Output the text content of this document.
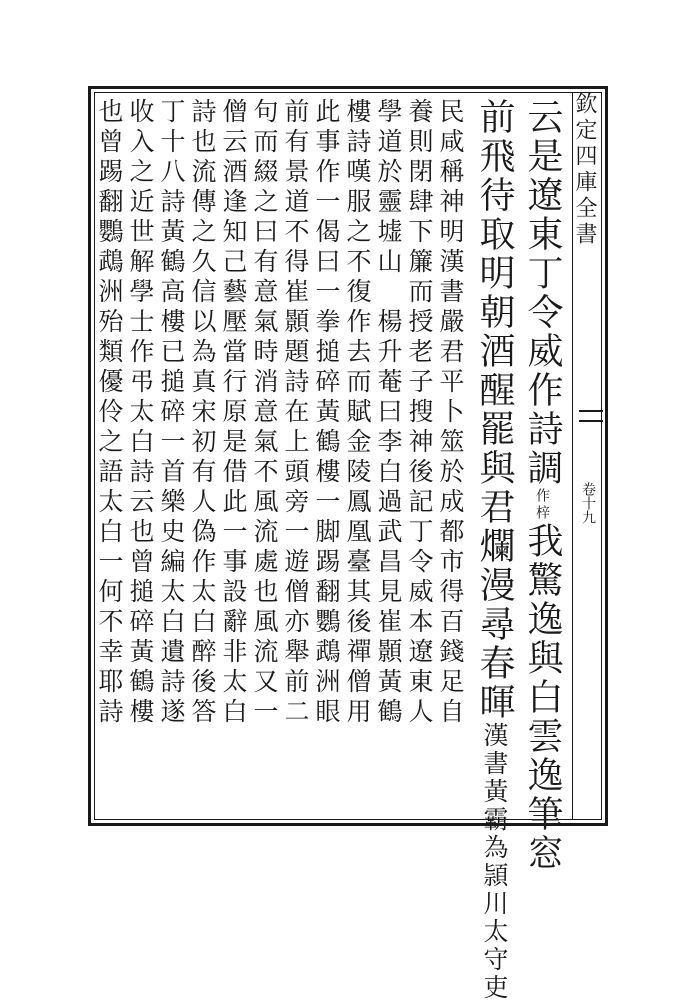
欽定四庫全書
卷十九
云是遼東丁令威作詩調作梓我驚逸與白雲逸筆窓
前飛待取明朝酒醒罷與君爛漫尋春暉漢書黃霸為頴川太守吏
民咸稱神明漢書嚴君平卜筮於成都市得百錢足自
養則閉肆下簾而授老子搜神後記丁令威本遼東人
學道於靈墟山　楊升菴曰李白過武昌見崔顥黃鶴
樓詩嘆服之不復作去而賦金陵鳳凰臺其後禪僧用
此事作一偈曰一拳搥碎黃鶴樓一脚踢翻鸚鵡洲眼
前有景道不得崔顥題詩在上頭旁一遊僧亦舉前二
句而綴之曰有意氣時消意氣不風流處也風流又一
僧云酒逢知己藝壓當行原是借此一事設辭非太白
詩也流傳之久信以為真宋初有人偽作太白醉後答
丁十八詩黃鶴高樓已搥碎一首樂史編太白遺詩遂
收入之近世解學士作弔太白詩云也曾搥碎黃鶴樓
也曾踢翻鸚鵡洲殆類優伶之語太白一何不幸耶詩
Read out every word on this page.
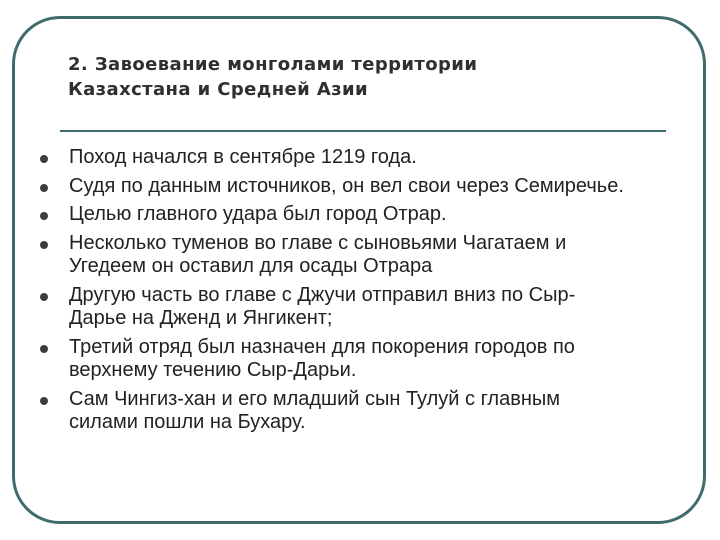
2. Завоевание монголами территории
Казахстана и Средней Азии
Поход начался в сентябре 1219 года.
Судя по данным источников, он вел свои через Семиречье.
Целью главного удара был город Отрар.
Несколько туменов во главе с сыновьями Чагатаем и
Угедеем он оставил для осады Отрара
Другую часть во главе с Джучи отправил вниз по Сыр-
Дарье на Дженд и Янгикент;
Третий отряд был назначен для покорения городов по
верхнему течению Сыр-Дарьи.
Сам Чингиз-хан и его младший сын Тулуй с главным
силами пошли на Бухару.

§ §

WHAT YOU HAVE TO DO => Find the word "this" in the entries, and copy every line it shows up in.

OUTPUT OF THE TASK =>
Output the text content of this document.
Read out every word on this page.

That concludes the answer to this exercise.